Exercise instructions =>
Give every line of the data again, unchanged, but with no pictures.

The input =>
►

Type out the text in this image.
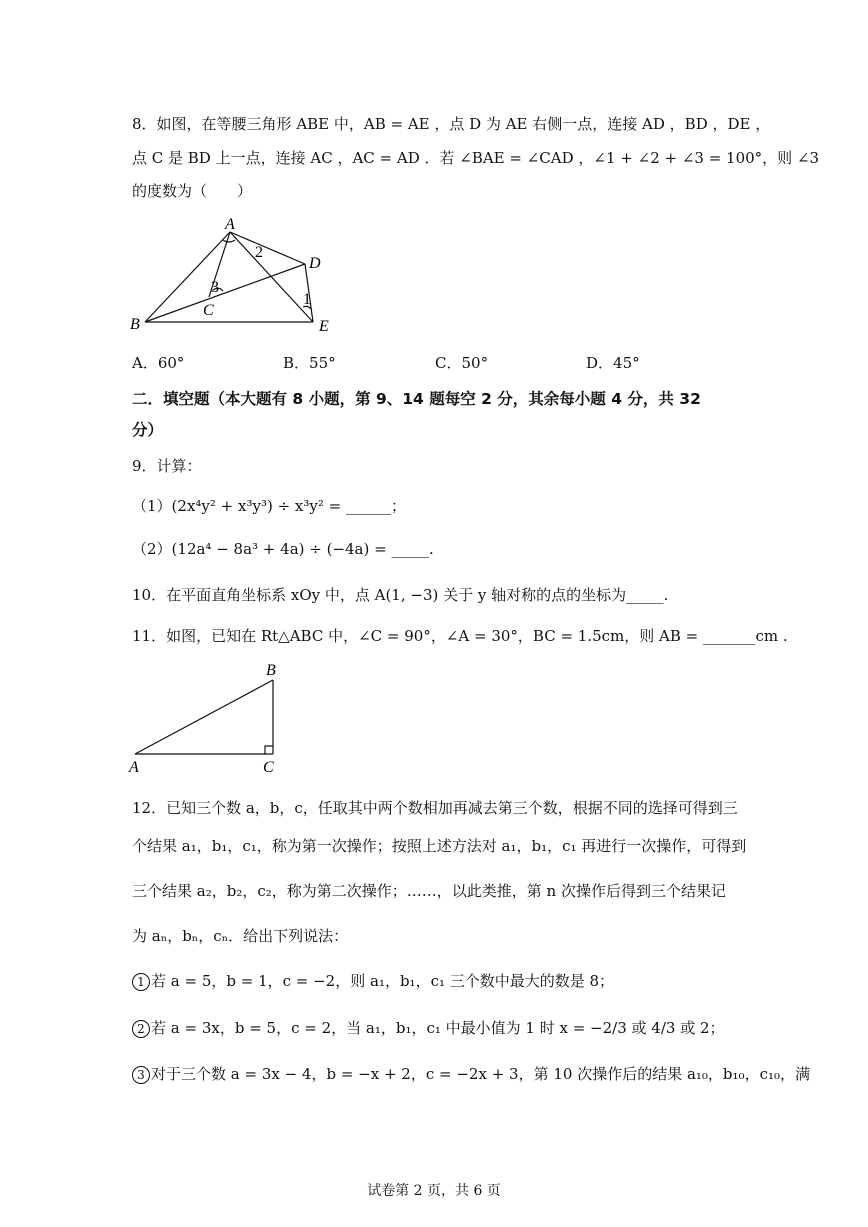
8．如图，在等腰三角形 ABE 中，AB = AE ，点 D 为 AE 右侧一点，连接 AD ，BD ，DE ，
点 C 是 BD 上一点，连接 AC ，AC = AD ．若 ∠BAE = ∠CAD ，∠1 + ∠2 + ∠3 = 100°，则 ∠3
的度数为（　　）
A
B
C
D
E
1
2
3
A．60°	B．55°	C．50°	D．45°
二．填空题（本大题有 8 小题，第 9、14 题每空 2 分，其余每小题 4 分，共 32
分）
9．计算：
（1）(2x⁴y² + x³y³) ÷ x³y² = ______；
（2）(12a⁴ − 8a³ + 4a) ÷ (−4a) = _____.
10．在平面直角坐标系 xOy 中，点 A(1, −3) 关于 y 轴对称的点的坐标为_____.
11．如图，已知在 Rt△ABC 中，∠C = 90°，∠A = 30°，BC = 1.5cm，则 AB = _______cm .
B
A	C
12．已知三个数 a，b，c，任取其中两个数相加再减去第三个数，根据不同的选择可得到三
个结果 a₁，b₁，c₁，称为第一次操作；按照上述方法对 a₁，b₁，c₁ 再进行一次操作，可得到
三个结果 a₂，b₂，c₂，称为第二次操作；……，以此类推，第 n 次操作后得到三个结果记
为 aₙ，bₙ，cₙ．给出下列说法：
1 若 a = 5，b = 1，c = −2，则 a₁，b₁，c₁ 三个数中最大的数是 8；
2 若 a = 3x，b = 5，c = 2，当 a₁，b₁，c₁ 中最小值为 1 时 x = −2/3 或 4/3 或 2；
3 对于三个数 a = 3x − 4，b = −x + 2，c = −2x + 3，第 10 次操作后的结果 a₁₀，b₁₀，c₁₀，满
试卷第 2 页，共 6 页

◄

Solution for this problem =>
Type out the text in this image.
8．如图，在等腰三角形 ABE 中，AB = AE ，点 D 为 AE 右侧一点，连接 AD ，BD ，DE ，
点 C 是 BD 上一点，连接 AC ，AC = AD ．若 ∠BAE = ∠CAD ，∠1 + ∠2 + ∠3 = 100°，则 ∠3
的度数为（　　）
A
B
C
D
E
1
2
3
A．60°	B．55°	C．50°	D．45°
二．填空题（本大题有 8 小题，第 9、14 题每空 2 分，其余每小题 4 分，共 32
分）
9．计算：
（1）(2x⁴y² + x³y³) ÷ x³y² = ______；
（2）(12a⁴ − 8a³ + 4a) ÷ (−4a) = _____.
10．在平面直角坐标系 xOy 中，点 A(1, −3) 关于 y 轴对称的点的坐标为_____.
11．如图，已知在 Rt△ABC 中，∠C = 90°，∠A = 30°，BC = 1.5cm，则 AB = _______cm .
B
A	C
12．已知三个数 a，b，c，任取其中两个数相加再减去第三个数，根据不同的选择可得到三
个结果 a₁，b₁，c₁，称为第一次操作；按照上述方法对 a₁，b₁，c₁ 再进行一次操作，可得到
三个结果 a₂，b₂，c₂，称为第二次操作；……，以此类推，第 n 次操作后得到三个结果记
为 aₙ，bₙ，cₙ．给出下列说法：
1 若 a = 5，b = 1，c = −2，则 a₁，b₁，c₁ 三个数中最大的数是 8；
2 若 a = 3x，b = 5，c = 2，当 a₁，b₁，c₁ 中最小值为 1 时 x = −2/3 或 4/3 或 2；
3 对于三个数 a = 3x − 4，b = −x + 2，c = −2x + 3，第 10 次操作后的结果 a₁₀，b₁₀，c₁₀，满
试卷第 2 页，共 6 页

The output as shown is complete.